(Stored entries)
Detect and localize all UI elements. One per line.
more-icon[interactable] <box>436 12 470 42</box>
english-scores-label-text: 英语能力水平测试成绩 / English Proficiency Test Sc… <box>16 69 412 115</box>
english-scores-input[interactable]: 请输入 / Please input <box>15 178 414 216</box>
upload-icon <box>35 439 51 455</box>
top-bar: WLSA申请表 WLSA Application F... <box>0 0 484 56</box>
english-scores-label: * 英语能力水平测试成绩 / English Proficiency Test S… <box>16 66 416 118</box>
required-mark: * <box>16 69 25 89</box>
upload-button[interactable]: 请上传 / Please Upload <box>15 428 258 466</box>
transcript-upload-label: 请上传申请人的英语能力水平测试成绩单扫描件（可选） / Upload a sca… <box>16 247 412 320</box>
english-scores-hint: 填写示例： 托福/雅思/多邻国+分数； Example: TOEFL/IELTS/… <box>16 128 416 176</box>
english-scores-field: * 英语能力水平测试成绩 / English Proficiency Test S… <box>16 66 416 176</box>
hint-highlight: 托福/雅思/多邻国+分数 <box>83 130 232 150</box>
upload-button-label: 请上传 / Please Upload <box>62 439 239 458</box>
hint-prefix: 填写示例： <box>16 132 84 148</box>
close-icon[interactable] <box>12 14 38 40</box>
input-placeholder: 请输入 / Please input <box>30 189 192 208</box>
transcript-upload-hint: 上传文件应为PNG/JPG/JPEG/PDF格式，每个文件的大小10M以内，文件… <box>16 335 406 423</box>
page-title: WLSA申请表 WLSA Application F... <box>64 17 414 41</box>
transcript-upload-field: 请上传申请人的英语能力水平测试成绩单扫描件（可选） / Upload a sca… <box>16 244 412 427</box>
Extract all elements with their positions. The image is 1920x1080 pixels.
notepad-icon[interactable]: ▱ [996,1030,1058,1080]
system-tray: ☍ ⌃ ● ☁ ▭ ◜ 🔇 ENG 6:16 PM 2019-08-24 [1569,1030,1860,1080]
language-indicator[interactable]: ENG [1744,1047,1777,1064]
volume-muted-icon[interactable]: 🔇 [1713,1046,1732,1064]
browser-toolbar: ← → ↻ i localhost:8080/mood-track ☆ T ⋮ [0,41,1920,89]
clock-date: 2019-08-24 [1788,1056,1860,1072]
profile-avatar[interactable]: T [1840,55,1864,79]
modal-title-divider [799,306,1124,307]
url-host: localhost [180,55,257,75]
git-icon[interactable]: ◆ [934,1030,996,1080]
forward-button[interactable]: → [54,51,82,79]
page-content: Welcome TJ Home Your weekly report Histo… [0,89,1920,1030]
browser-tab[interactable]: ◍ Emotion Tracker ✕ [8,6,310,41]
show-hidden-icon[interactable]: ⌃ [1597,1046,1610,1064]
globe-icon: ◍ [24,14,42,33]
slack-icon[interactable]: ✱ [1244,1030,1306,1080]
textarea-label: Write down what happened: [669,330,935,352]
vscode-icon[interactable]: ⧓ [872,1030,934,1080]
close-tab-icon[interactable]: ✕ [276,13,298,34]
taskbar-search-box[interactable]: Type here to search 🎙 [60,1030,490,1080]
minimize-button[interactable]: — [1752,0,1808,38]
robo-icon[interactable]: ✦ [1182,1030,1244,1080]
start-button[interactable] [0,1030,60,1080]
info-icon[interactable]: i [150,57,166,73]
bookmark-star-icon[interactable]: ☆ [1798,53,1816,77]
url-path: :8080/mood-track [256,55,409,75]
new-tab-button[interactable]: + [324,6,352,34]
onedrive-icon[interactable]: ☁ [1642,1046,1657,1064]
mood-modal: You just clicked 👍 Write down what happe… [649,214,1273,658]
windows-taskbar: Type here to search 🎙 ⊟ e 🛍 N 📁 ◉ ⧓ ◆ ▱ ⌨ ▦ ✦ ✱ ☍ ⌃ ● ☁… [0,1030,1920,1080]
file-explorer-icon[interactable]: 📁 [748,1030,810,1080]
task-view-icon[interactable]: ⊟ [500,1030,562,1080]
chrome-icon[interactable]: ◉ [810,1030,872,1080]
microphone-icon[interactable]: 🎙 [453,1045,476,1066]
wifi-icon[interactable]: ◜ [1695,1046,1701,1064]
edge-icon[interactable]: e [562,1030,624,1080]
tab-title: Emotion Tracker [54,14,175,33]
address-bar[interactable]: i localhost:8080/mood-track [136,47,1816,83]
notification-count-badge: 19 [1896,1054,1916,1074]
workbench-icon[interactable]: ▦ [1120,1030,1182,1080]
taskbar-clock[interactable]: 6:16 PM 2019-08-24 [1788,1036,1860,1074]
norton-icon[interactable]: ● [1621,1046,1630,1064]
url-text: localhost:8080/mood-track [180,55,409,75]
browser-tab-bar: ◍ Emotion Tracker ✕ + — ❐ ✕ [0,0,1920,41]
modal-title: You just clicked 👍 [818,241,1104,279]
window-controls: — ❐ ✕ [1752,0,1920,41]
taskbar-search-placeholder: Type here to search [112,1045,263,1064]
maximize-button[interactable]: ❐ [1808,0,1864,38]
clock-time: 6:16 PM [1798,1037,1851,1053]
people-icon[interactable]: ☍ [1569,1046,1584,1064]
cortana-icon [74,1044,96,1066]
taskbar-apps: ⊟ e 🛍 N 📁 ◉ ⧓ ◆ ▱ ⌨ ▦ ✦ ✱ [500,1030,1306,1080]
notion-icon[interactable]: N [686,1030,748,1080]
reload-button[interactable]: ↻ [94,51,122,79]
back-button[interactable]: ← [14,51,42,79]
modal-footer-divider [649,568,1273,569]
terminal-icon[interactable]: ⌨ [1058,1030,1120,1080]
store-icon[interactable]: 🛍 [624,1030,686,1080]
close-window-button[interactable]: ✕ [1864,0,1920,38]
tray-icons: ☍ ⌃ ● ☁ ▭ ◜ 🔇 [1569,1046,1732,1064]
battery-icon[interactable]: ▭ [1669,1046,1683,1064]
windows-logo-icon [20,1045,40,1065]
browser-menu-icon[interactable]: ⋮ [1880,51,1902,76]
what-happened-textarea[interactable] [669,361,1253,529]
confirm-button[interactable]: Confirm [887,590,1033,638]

◆ **WORK INSTRUCTIONS**
Please copy every one of the entries above, keeping each line unchanged.

◆ **OUTPUT FOR THIS EXERCISE**
Detect and localize all UI elements. One per line.
more-icon[interactable] <box>436 12 470 42</box>
english-scores-label-text: 英语能力水平测试成绩 / English Proficiency Test Sc… <box>16 69 412 115</box>
english-scores-input[interactable]: 请输入 / Please input <box>15 178 414 216</box>
upload-icon <box>35 439 51 455</box>
top-bar: WLSA申请表 WLSA Application F... <box>0 0 484 56</box>
english-scores-label: * 英语能力水平测试成绩 / English Proficiency Test S… <box>16 66 416 118</box>
required-mark: * <box>16 69 25 89</box>
upload-button[interactable]: 请上传 / Please Upload <box>15 428 258 466</box>
transcript-upload-label: 请上传申请人的英语能力水平测试成绩单扫描件（可选） / Upload a sca… <box>16 247 412 320</box>
english-scores-hint: 填写示例： 托福/雅思/多邻国+分数； Example: TOEFL/IELTS/… <box>16 128 416 176</box>
english-scores-field: * 英语能力水平测试成绩 / English Proficiency Test S… <box>16 66 416 176</box>
hint-highlight: 托福/雅思/多邻国+分数 <box>83 130 232 150</box>
upload-button-label: 请上传 / Please Upload <box>62 439 239 458</box>
hint-prefix: 填写示例： <box>16 132 84 148</box>
close-icon[interactable] <box>12 14 38 40</box>
input-placeholder: 请输入 / Please input <box>30 189 192 208</box>
transcript-upload-hint: 上传文件应为PNG/JPG/JPEG/PDF格式，每个文件的大小10M以内，文件… <box>16 335 406 423</box>
page-title: WLSA申请表 WLSA Application F... <box>64 17 414 41</box>
transcript-upload-field: 请上传申请人的英语能力水平测试成绩单扫描件（可选） / Upload a sca… <box>16 244 412 427</box>
Extract all elements with their positions. The image is 1920x1080 pixels.
notepad-icon[interactable]: ▱ [996,1030,1058,1080]
system-tray: ☍ ⌃ ● ☁ ▭ ◜ 🔇 ENG 6:16 PM 2019-08-24 [1569,1030,1860,1080]
language-indicator[interactable]: ENG [1744,1047,1777,1064]
volume-muted-icon[interactable]: 🔇 [1713,1046,1732,1064]
browser-toolbar: ← → ↻ i localhost:8080/mood-track ☆ T ⋮ [0,41,1920,89]
clock-date: 2019-08-24 [1788,1056,1860,1072]
profile-avatar[interactable]: T [1840,55,1864,79]
modal-title-divider [799,306,1124,307]
url-host: localhost [180,55,257,75]
git-icon[interactable]: ◆ [934,1030,996,1080]
forward-button[interactable]: → [54,51,82,79]
page-content: Welcome TJ Home Your weekly report Histo… [0,89,1920,1030]
browser-tab[interactable]: ◍ Emotion Tracker ✕ [8,6,310,41]
show-hidden-icon[interactable]: ⌃ [1597,1046,1610,1064]
globe-icon: ◍ [24,14,42,33]
slack-icon[interactable]: ✱ [1244,1030,1306,1080]
textarea-label: Write down what happened: [669,330,935,352]
vscode-icon[interactable]: ⧓ [872,1030,934,1080]
close-tab-icon[interactable]: ✕ [276,13,298,34]
taskbar-search-box[interactable]: Type here to search 🎙 [60,1030,490,1080]
minimize-button[interactable]: — [1752,0,1808,38]
robo-icon[interactable]: ✦ [1182,1030,1244,1080]
start-button[interactable] [0,1030,60,1080]
info-icon[interactable]: i [150,57,166,73]
bookmark-star-icon[interactable]: ☆ [1798,53,1816,77]
url-path: :8080/mood-track [256,55,409,75]
new-tab-button[interactable]: + [324,6,352,34]
onedrive-icon[interactable]: ☁ [1642,1046,1657,1064]
mood-modal: You just clicked 👍 Write down what happe… [649,214,1273,658]
windows-taskbar: Type here to search 🎙 ⊟ e 🛍 N 📁 ◉ ⧓ ◆ ▱ ⌨ ▦ ✦ ✱ ☍ ⌃ ● ☁… [0,1030,1920,1080]
file-explorer-icon[interactable]: 📁 [748,1030,810,1080]
task-view-icon[interactable]: ⊟ [500,1030,562,1080]
chrome-icon[interactable]: ◉ [810,1030,872,1080]
microphone-icon[interactable]: 🎙 [453,1045,476,1066]
wifi-icon[interactable]: ◜ [1695,1046,1701,1064]
edge-icon[interactable]: e [562,1030,624,1080]
tab-title: Emotion Tracker [54,14,175,33]
address-bar[interactable]: i localhost:8080/mood-track [136,47,1816,83]
notification-count-badge: 19 [1896,1054,1916,1074]
workbench-icon[interactable]: ▦ [1120,1030,1182,1080]
taskbar-clock[interactable]: 6:16 PM 2019-08-24 [1788,1036,1860,1074]
norton-icon[interactable]: ● [1621,1046,1630,1064]
url-text: localhost:8080/mood-track [180,55,409,75]
browser-tab-bar: ◍ Emotion Tracker ✕ + — ❐ ✕ [0,0,1920,41]
modal-title: You just clicked 👍 [818,241,1104,279]
window-controls: — ❐ ✕ [1752,0,1920,41]
taskbar-search-placeholder: Type here to search [112,1045,263,1064]
maximize-button[interactable]: ❐ [1808,0,1864,38]
clock-time: 6:16 PM [1798,1037,1851,1053]
people-icon[interactable]: ☍ [1569,1046,1584,1064]
cortana-icon [74,1044,96,1066]
taskbar-apps: ⊟ e 🛍 N 📁 ◉ ⧓ ◆ ▱ ⌨ ▦ ✦ ✱ [500,1030,1306,1080]
notion-icon[interactable]: N [686,1030,748,1080]
reload-button[interactable]: ↻ [94,51,122,79]
back-button[interactable]: ← [14,51,42,79]
modal-footer-divider [649,568,1273,569]
terminal-icon[interactable]: ⌨ [1058,1030,1120,1080]
store-icon[interactable]: 🛍 [624,1030,686,1080]
close-window-button[interactable]: ✕ [1864,0,1920,38]
tray-icons: ☍ ⌃ ● ☁ ▭ ◜ 🔇 [1569,1046,1732,1064]
battery-icon[interactable]: ▭ [1669,1046,1683,1064]
windows-logo-icon [20,1045,40,1065]
browser-menu-icon[interactable]: ⋮ [1880,51,1902,76]
what-happened-textarea[interactable] [669,361,1253,529]
confirm-button[interactable]: Confirm [887,590,1033,638]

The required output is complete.